**Required task**. Render as a JSON list of strings the entries that run from the line containing "Patent image size: (1205, 931)." through the line containing "The front wheels 7 is at (215, 598).", one string per line with blank lines left out.

**Data**.
+ + + + +
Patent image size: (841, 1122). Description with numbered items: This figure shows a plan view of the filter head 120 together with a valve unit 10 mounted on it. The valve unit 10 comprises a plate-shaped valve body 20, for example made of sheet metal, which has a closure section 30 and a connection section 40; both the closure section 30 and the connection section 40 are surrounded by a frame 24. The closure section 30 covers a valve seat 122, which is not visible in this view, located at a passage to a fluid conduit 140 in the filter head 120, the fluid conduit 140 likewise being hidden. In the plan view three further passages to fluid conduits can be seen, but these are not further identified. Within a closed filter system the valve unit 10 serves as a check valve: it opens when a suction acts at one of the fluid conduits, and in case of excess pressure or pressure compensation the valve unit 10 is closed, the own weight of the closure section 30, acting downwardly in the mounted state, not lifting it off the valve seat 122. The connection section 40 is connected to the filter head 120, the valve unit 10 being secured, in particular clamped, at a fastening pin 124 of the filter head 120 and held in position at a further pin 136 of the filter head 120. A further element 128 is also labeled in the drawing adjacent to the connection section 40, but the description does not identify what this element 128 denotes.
+ + + + +
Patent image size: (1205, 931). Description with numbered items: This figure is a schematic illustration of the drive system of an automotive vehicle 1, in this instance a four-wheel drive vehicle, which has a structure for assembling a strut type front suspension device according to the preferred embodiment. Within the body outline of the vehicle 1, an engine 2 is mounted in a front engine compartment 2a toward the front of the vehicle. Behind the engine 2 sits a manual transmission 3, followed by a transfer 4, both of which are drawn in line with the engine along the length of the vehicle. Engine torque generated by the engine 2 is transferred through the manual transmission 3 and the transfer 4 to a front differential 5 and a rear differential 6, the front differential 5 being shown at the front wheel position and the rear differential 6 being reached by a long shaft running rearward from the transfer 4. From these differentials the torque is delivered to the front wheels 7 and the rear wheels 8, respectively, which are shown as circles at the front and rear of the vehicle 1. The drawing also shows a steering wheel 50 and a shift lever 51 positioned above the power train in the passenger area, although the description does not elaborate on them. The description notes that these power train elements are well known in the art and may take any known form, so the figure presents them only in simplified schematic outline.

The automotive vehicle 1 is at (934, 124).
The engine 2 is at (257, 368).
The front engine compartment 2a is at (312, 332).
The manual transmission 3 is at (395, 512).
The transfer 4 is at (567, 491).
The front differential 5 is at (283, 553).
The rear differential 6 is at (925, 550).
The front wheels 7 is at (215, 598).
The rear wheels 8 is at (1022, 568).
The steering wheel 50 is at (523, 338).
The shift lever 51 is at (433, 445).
+ + + + +
**Full solution**.
[
  "Patent image size: (1205, 931). Description with numbered items: This figure is a schematic illustration of the drive system of an automotive vehicle 1, in this instance a four-wheel drive vehicle, which has a structure for assembling a strut type front suspension device according to the preferred embodiment. Within the body outline of the vehicle 1, an engine 2 is mounted in a front engine compartment 2a toward the front of the vehicle. Behind the engine 2 sits a manual transmission 3, followed by a transfer 4, both of which are drawn in line with the engine along the length of the vehicle. Engine torque generated by the engine 2 is transferred through the manual transmission 3 and the transfer 4 to a front differential 5 and a rear differential 6, the front differential 5 being shown at the front wheel position and the rear differential 6 being reached by a long shaft running rearward from the transfer 4. From these differentials the torque is delivered to the front wheels 7 and the rear wheels 8, respectively, which are shown as circles at the front and rear of the vehicle 1. The drawing also shows a steering wheel 50 and a shift lever 51 positioned above the power train in the passenger area, although the description does not elaborate on them. The description notes that these power train elements are well known in the art and may take any known form, so the figure presents them only in simplified schematic outline.",
  "The automotive vehicle 1 is at (934, 124).",
  "The engine 2 is at (257, 368).",
  "The front engine compartment 2a is at (312, 332).",
  "The manual transmission 3 is at (395, 512).",
  "The transfer 4 is at (567, 491).",
  "The front differential 5 is at (283, 553).",
  "The rear differential 6 is at (925, 550).",
  "The front wheels 7 is at (215, 598)."
]